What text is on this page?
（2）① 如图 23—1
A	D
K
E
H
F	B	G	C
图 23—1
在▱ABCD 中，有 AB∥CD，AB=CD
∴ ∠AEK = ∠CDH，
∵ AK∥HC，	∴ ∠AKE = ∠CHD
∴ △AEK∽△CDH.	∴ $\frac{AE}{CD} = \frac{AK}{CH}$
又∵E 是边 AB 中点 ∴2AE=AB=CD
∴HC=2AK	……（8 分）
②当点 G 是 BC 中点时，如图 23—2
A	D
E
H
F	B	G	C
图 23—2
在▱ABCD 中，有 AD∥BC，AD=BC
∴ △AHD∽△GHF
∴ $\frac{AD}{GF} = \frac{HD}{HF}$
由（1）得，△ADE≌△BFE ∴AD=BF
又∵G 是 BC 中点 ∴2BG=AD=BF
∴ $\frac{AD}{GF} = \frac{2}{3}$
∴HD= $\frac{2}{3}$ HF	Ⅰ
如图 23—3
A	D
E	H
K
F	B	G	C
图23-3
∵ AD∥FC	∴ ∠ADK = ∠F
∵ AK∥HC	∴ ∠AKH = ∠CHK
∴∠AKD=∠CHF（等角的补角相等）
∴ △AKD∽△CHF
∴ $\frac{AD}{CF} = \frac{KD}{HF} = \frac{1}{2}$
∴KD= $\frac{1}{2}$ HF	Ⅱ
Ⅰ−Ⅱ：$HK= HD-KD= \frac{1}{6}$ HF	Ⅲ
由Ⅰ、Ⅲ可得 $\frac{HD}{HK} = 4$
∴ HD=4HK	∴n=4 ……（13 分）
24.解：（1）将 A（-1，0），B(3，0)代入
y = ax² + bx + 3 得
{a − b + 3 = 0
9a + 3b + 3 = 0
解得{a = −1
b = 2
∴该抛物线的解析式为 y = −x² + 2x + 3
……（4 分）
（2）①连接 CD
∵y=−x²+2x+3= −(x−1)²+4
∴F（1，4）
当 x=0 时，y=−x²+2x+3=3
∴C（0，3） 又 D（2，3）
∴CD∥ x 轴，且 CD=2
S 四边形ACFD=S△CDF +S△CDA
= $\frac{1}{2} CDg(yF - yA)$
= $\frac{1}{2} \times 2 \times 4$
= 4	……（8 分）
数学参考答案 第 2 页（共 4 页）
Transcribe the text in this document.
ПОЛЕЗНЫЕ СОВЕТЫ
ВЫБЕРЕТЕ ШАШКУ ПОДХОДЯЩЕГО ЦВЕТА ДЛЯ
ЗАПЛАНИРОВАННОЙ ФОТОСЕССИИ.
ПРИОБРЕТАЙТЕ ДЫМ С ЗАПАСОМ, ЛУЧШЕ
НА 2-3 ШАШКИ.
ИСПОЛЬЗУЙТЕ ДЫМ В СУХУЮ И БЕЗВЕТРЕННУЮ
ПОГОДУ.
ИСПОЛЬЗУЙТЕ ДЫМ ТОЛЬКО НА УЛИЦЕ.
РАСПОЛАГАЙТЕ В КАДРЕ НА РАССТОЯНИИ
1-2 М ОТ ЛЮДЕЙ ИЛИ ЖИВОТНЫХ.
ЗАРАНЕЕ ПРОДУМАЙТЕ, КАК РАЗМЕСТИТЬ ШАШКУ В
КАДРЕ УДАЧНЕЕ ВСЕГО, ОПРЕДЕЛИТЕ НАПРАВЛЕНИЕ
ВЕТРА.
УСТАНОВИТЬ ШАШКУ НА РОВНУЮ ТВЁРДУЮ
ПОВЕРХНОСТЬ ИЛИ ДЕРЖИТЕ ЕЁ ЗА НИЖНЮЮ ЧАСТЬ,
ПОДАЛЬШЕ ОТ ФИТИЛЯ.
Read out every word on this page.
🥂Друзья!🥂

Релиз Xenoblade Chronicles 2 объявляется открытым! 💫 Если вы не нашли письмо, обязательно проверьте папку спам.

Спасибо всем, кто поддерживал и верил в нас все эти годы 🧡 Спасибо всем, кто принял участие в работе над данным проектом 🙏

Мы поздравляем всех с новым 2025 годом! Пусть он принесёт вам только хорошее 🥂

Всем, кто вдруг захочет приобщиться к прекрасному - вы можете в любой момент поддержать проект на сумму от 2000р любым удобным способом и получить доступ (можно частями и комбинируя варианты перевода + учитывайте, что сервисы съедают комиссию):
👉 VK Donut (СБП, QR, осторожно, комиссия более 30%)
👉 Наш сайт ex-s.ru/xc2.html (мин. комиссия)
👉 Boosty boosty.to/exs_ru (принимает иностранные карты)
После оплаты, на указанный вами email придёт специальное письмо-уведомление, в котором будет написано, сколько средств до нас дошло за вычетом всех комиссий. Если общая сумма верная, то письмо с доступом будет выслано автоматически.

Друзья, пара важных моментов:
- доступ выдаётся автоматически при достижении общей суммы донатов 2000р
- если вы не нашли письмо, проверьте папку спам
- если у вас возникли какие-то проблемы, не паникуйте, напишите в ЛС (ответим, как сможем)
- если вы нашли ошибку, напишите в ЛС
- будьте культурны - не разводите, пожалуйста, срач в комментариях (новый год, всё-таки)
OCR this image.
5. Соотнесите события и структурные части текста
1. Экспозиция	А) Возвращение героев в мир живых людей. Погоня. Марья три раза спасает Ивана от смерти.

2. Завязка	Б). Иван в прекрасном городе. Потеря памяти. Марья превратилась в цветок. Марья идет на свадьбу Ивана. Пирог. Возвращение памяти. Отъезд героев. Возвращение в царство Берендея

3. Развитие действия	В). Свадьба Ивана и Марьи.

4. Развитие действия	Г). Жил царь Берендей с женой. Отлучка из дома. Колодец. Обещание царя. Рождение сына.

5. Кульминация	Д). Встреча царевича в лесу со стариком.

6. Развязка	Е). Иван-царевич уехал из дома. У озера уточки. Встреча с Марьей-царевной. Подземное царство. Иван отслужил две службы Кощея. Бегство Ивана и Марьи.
========================================================================
The records above must be repeated exactly, every one of them.

What text is on this page?
（2）① 如图 23—1
A	D
K
E
H
F	B	G	C
图 23—1
在▱ABCD 中，有 AB∥CD，AB=CD
∴ ∠AEK = ∠CDH，
∵ AK∥HC，	∴ ∠AKE = ∠CHD
∴ △AEK∽△CDH.	∴ $\frac{AE}{CD} = \frac{AK}{CH}$
又∵E 是边 AB 中点 ∴2AE=AB=CD
∴HC=2AK	……（8 分）
②当点 G 是 BC 中点时，如图 23—2
A	D
E
H
F	B	G	C
图 23—2
在▱ABCD 中，有 AD∥BC，AD=BC
∴ △AHD∽△GHF
∴ $\frac{AD}{GF} = \frac{HD}{HF}$
由（1）得，△ADE≌△BFE ∴AD=BF
又∵G 是 BC 中点 ∴2BG=AD=BF
∴ $\frac{AD}{GF} = \frac{2}{3}$
∴HD= $\frac{2}{3}$ HF	Ⅰ
如图 23—3
A	D
E	H
K
F	B	G	C
图23-3
∵ AD∥FC	∴ ∠ADK = ∠F
∵ AK∥HC	∴ ∠AKH = ∠CHK
∴∠AKD=∠CHF（等角的补角相等）
∴ △AKD∽△CHF
∴ $\frac{AD}{CF} = \frac{KD}{HF} = \frac{1}{2}$
∴KD= $\frac{1}{2}$ HF	Ⅱ
Ⅰ−Ⅱ：$HK= HD-KD= \frac{1}{6}$ HF	Ⅲ
由Ⅰ、Ⅲ可得 $\frac{HD}{HK} = 4$
∴ HD=4HK	∴n=4 ……（13 分）
24.解：（1）将 A（-1，0），B(3，0)代入
y = ax² + bx + 3 得
{a − b + 3 = 0
9a + 3b + 3 = 0
解得{a = −1
b = 2
∴该抛物线的解析式为 y = −x² + 2x + 3
……（4 分）
（2）①连接 CD
∵y=−x²+2x+3= −(x−1)²+4
∴F（1，4）
当 x=0 时，y=−x²+2x+3=3
∴C（0，3） 又 D（2，3）
∴CD∥ x 轴，且 CD=2
S 四边形ACFD=S△CDF +S△CDA
= $\frac{1}{2} CDg(yF - yA)$
= $\frac{1}{2} \times 2 \times 4$
= 4	……（8 分）
数学参考答案 第 2 页（共 4 页）
Transcribe the text in this document.
ПОЛЕЗНЫЕ СОВЕТЫ
ВЫБЕРЕТЕ ШАШКУ ПОДХОДЯЩЕГО ЦВЕТА ДЛЯ
ЗАПЛАНИРОВАННОЙ ФОТОСЕССИИ.
ПРИОБРЕТАЙТЕ ДЫМ С ЗАПАСОМ, ЛУЧШЕ
НА 2-3 ШАШКИ.
ИСПОЛЬЗУЙТЕ ДЫМ В СУХУЮ И БЕЗВЕТРЕННУЮ
ПОГОДУ.
ИСПОЛЬЗУЙТЕ ДЫМ ТОЛЬКО НА УЛИЦЕ.
РАСПОЛАГАЙТЕ В КАДРЕ НА РАССТОЯНИИ
1-2 М ОТ ЛЮДЕЙ ИЛИ ЖИВОТНЫХ.
ЗАРАНЕЕ ПРОДУМАЙТЕ, КАК РАЗМЕСТИТЬ ШАШКУ В
КАДРЕ УДАЧНЕЕ ВСЕГО, ОПРЕДЕЛИТЕ НАПРАВЛЕНИЕ
ВЕТРА.
УСТАНОВИТЬ ШАШКУ НА РОВНУЮ ТВЁРДУЮ
ПОВЕРХНОСТЬ ИЛИ ДЕРЖИТЕ ЕЁ ЗА НИЖНЮЮ ЧАСТЬ,
ПОДАЛЬШЕ ОТ ФИТИЛЯ.
Read out every word on this page.
🥂Друзья!🥂

Релиз Xenoblade Chronicles 2 объявляется открытым! 💫 Если вы не нашли письмо, обязательно проверьте папку спам.

Спасибо всем, кто поддерживал и верил в нас все эти годы 🧡 Спасибо всем, кто принял участие в работе над данным проектом 🙏

Мы поздравляем всех с новым 2025 годом! Пусть он принесёт вам только хорошее 🥂

Всем, кто вдруг захочет приобщиться к прекрасному - вы можете в любой момент поддержать проект на сумму от 2000р любым удобным способом и получить доступ (можно частями и комбинируя варианты перевода + учитывайте, что сервисы съедают комиссию):
👉 VK Donut (СБП, QR, осторожно, комиссия более 30%)
👉 Наш сайт ex-s.ru/xc2.html (мин. комиссия)
👉 Boosty boosty.to/exs_ru (принимает иностранные карты)
После оплаты, на указанный вами email придёт специальное письмо-уведомление, в котором будет написано, сколько средств до нас дошло за вычетом всех комиссий. Если общая сумма верная, то письмо с доступом будет выслано автоматически.

Друзья, пара важных моментов:
- доступ выдаётся автоматически при достижении общей суммы донатов 2000р
- если вы не нашли письмо, проверьте папку спам
- если у вас возникли какие-то проблемы, не паникуйте, напишите в ЛС (ответим, как сможем)
- если вы нашли ошибку, напишите в ЛС
- будьте культурны - не разводите, пожалуйста, срач в комментариях (новый год, всё-таки)
OCR this image.
5. Соотнесите события и структурные части текста
1. Экспозиция	А) Возвращение героев в мир живых людей. Погоня. Марья три раза спасает Ивана от смерти.

2. Завязка	Б). Иван в прекрасном городе. Потеря памяти. Марья превратилась в цветок. Марья идет на свадьбу Ивана. Пирог. Возвращение памяти. Отъезд героев. Возвращение в царство Берендея

3. Развитие действия	В). Свадьба Ивана и Марьи.

4. Развитие действия	Г). Жил царь Берендей с женой. Отлучка из дома. Колодец. Обещание царя. Рождение сына.

5. Кульминация	Д). Встреча царевича в лесу со стариком.

6. Развязка	Е). Иван-царевич уехал из дома. У озера уточки. Встреча с Марьей-царевной. Подземное царство. Иван отслужил две службы Кощея. Бегство Ивана и Марьи.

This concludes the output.